------ Extracted entries ------

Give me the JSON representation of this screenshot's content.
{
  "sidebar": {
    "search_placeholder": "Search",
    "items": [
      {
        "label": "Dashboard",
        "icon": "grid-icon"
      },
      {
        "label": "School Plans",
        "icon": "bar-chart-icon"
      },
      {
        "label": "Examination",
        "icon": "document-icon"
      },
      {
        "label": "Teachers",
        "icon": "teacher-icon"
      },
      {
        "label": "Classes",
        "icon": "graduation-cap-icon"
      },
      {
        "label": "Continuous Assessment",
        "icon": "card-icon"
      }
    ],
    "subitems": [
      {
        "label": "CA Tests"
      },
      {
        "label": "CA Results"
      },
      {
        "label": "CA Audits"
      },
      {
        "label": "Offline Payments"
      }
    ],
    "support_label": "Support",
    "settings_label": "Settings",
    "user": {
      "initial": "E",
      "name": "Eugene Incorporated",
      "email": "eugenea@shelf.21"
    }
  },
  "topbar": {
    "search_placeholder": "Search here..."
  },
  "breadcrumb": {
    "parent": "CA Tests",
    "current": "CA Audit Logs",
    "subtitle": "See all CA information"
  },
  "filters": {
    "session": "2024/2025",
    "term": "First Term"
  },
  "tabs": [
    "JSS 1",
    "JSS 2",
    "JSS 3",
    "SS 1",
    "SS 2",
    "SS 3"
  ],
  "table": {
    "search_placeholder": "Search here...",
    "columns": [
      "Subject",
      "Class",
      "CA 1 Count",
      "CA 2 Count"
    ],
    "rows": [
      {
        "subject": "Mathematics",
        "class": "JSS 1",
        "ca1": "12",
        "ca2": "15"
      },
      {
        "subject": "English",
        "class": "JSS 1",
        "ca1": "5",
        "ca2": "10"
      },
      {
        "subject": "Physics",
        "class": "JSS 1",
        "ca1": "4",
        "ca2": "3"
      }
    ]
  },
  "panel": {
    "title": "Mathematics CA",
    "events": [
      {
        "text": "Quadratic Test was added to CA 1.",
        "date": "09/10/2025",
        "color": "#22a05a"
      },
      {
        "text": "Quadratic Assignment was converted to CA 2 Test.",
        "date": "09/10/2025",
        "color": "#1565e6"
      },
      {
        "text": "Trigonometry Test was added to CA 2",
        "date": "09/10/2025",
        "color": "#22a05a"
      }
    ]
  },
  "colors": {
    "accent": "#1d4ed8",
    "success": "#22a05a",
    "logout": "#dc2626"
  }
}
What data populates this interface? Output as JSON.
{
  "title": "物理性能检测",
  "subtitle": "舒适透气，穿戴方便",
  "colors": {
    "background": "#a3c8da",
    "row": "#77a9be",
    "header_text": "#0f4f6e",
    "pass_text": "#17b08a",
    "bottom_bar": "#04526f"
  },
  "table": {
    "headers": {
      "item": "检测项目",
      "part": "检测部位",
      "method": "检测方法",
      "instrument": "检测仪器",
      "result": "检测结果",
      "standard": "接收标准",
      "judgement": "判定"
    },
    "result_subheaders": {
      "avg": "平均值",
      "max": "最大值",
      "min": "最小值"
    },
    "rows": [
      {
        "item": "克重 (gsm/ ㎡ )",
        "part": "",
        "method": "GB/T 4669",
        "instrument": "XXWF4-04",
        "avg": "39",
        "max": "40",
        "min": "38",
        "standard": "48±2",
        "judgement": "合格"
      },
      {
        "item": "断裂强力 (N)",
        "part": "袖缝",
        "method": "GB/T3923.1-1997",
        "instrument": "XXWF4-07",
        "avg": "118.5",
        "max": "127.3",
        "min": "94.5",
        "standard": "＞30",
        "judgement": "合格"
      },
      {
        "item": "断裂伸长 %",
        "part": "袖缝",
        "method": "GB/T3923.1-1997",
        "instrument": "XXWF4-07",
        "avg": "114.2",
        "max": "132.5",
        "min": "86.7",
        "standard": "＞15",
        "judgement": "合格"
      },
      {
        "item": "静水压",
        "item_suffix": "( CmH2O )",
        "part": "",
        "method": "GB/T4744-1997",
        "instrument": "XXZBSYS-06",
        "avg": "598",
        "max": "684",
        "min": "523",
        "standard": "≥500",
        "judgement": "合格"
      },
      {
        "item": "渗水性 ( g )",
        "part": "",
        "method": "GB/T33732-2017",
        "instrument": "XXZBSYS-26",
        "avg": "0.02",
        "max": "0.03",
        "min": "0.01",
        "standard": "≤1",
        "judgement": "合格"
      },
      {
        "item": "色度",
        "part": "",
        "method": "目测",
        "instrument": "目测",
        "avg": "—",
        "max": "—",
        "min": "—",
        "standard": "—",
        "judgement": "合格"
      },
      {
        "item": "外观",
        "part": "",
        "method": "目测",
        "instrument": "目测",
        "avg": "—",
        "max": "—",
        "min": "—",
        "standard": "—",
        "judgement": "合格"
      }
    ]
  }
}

------

Exercise description »
Print out every entry, keeping each one exact.

Written response »
Give me the JSON representation of this screenshot's content.
{
  "sidebar": {
    "search_placeholder": "Search",
    "items": [
      {
        "label": "Dashboard",
        "icon": "grid-icon"
      },
      {
        "label": "School Plans",
        "icon": "bar-chart-icon"
      },
      {
        "label": "Examination",
        "icon": "document-icon"
      },
      {
        "label": "Teachers",
        "icon": "teacher-icon"
      },
      {
        "label": "Classes",
        "icon": "graduation-cap-icon"
      },
      {
        "label": "Continuous Assessment",
        "icon": "card-icon"
      }
    ],
    "subitems": [
      {
        "label": "CA Tests"
      },
      {
        "label": "CA Results"
      },
      {
        "label": "CA Audits"
      },
      {
        "label": "Offline Payments"
      }
    ],
    "support_label": "Support",
    "settings_label": "Settings",
    "user": {
      "initial": "E",
      "name": "Eugene Incorporated",
      "email": "eugenea@shelf.21"
    }
  },
  "topbar": {
    "search_placeholder": "Search here..."
  },
  "breadcrumb": {
    "parent": "CA Tests",
    "current": "CA Audit Logs",
    "subtitle": "See all CA information"
  },
  "filters": {
    "session": "2024/2025",
    "term": "First Term"
  },
  "tabs": [
    "JSS 1",
    "JSS 2",
    "JSS 3",
    "SS 1",
    "SS 2",
    "SS 3"
  ],
  "table": {
    "search_placeholder": "Search here...",
    "columns": [
      "Subject",
      "Class",
      "CA 1 Count",
      "CA 2 Count"
    ],
    "rows": [
      {
        "subject": "Mathematics",
        "class": "JSS 1",
        "ca1": "12",
        "ca2": "15"
      },
      {
        "subject": "English",
        "class": "JSS 1",
        "ca1": "5",
        "ca2": "10"
      },
      {
        "subject": "Physics",
        "class": "JSS 1",
        "ca1": "4",
        "ca2": "3"
      }
    ]
  },
  "panel": {
    "title": "Mathematics CA",
    "events": [
      {
        "text": "Quadratic Test was added to CA 1.",
        "date": "09/10/2025",
        "color": "#22a05a"
      },
      {
        "text": "Quadratic Assignment was converted to CA 2 Test.",
        "date": "09/10/2025",
        "color": "#1565e6"
      },
      {
        "text": "Trigonometry Test was added to CA 2",
        "date": "09/10/2025",
        "color": "#22a05a"
      }
    ]
  },
  "colors": {
    "accent": "#1d4ed8",
    "success": "#22a05a",
    "logout": "#dc2626"
  }
}
What data populates this interface? Output as JSON.
{
  "title": "物理性能检测",
  "subtitle": "舒适透气，穿戴方便",
  "colors": {
    "background": "#a3c8da",
    "row": "#77a9be",
    "header_text": "#0f4f6e",
    "pass_text": "#17b08a",
    "bottom_bar": "#04526f"
  },
  "table": {
    "headers": {
      "item": "检测项目",
      "part": "检测部位",
      "method": "检测方法",
      "instrument": "检测仪器",
      "result": "检测结果",
      "standard": "接收标准",
      "judgement": "判定"
    },
    "result_subheaders": {
      "avg": "平均值",
      "max": "最大值",
      "min": "最小值"
    },
    "rows": [
      {
        "item": "克重 (gsm/ ㎡ )",
        "part": "",
        "method": "GB/T 4669",
        "instrument": "XXWF4-04",
        "avg": "39",
        "max": "40",
        "min": "38",
        "standard": "48±2",
        "judgement": "合格"
      },
      {
        "item": "断裂强力 (N)",
        "part": "袖缝",
        "method": "GB/T3923.1-1997",
        "instrument": "XXWF4-07",
        "avg": "118.5",
        "max": "127.3",
        "min": "94.5",
        "standard": "＞30",
        "judgement": "合格"
      },
      {
        "item": "断裂伸长 %",
        "part": "袖缝",
        "method": "GB/T3923.1-1997",
        "instrument": "XXWF4-07",
        "avg": "114.2",
        "max": "132.5",
        "min": "86.7",
        "standard": "＞15",
        "judgement": "合格"
      },
      {
        "item": "静水压",
        "item_suffix": "( CmH2O )",
        "part": "",
        "method": "GB/T4744-1997",
        "instrument": "XXZBSYS-06",
        "avg": "598",
        "max": "684",
        "min": "523",
        "standard": "≥500",
        "judgement": "合格"
      },
      {
        "item": "渗水性 ( g )",
        "part": "",
        "method": "GB/T33732-2017",
        "instrument": "XXZBSYS-26",
        "avg": "0.02",
        "max": "0.03",
        "min": "0.01",
        "standard": "≤1",
        "judgement": "合格"
      },
      {
        "item": "色度",
        "part": "",
        "method": "目测",
        "instrument": "目测",
        "avg": "—",
        "max": "—",
        "min": "—",
        "standard": "—",
        "judgement": "合格"
      },
      {
        "item": "外观",
        "part": "",
        "method": "目测",
        "instrument": "目测",
        "avg": "—",
        "max": "—",
        "min": "—",
        "standard": "—",
        "judgement": "合格"
      }
    ]
  }
}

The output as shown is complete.